>> begin

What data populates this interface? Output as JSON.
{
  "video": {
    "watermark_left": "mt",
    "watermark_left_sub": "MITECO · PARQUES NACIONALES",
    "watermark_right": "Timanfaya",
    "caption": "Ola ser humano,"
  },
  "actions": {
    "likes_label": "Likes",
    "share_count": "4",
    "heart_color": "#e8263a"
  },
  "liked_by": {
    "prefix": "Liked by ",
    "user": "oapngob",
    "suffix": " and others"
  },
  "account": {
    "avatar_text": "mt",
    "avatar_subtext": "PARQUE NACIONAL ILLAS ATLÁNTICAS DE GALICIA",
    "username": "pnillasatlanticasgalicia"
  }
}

>> end

## WHAT TO DO
Every line above needs to be retyped exactly.

## FULL RESPONSE
What data populates this interface? Output as JSON.
{
  "video": {
    "watermark_left": "mt",
    "watermark_left_sub": "MITECO · PARQUES NACIONALES",
    "watermark_right": "Timanfaya",
    "caption": "Ola ser humano,"
  },
  "actions": {
    "likes_label": "Likes",
    "share_count": "4",
    "heart_color": "#e8263a"
  },
  "liked_by": {
    "prefix": "Liked by ",
    "user": "oapngob",
    "suffix": " and others"
  },
  "account": {
    "avatar_text": "mt",
    "avatar_subtext": "PARQUE NACIONAL ILLAS ATLÁNTICAS DE GALICIA",
    "username": "pnillasatlanticasgalicia"
  }
}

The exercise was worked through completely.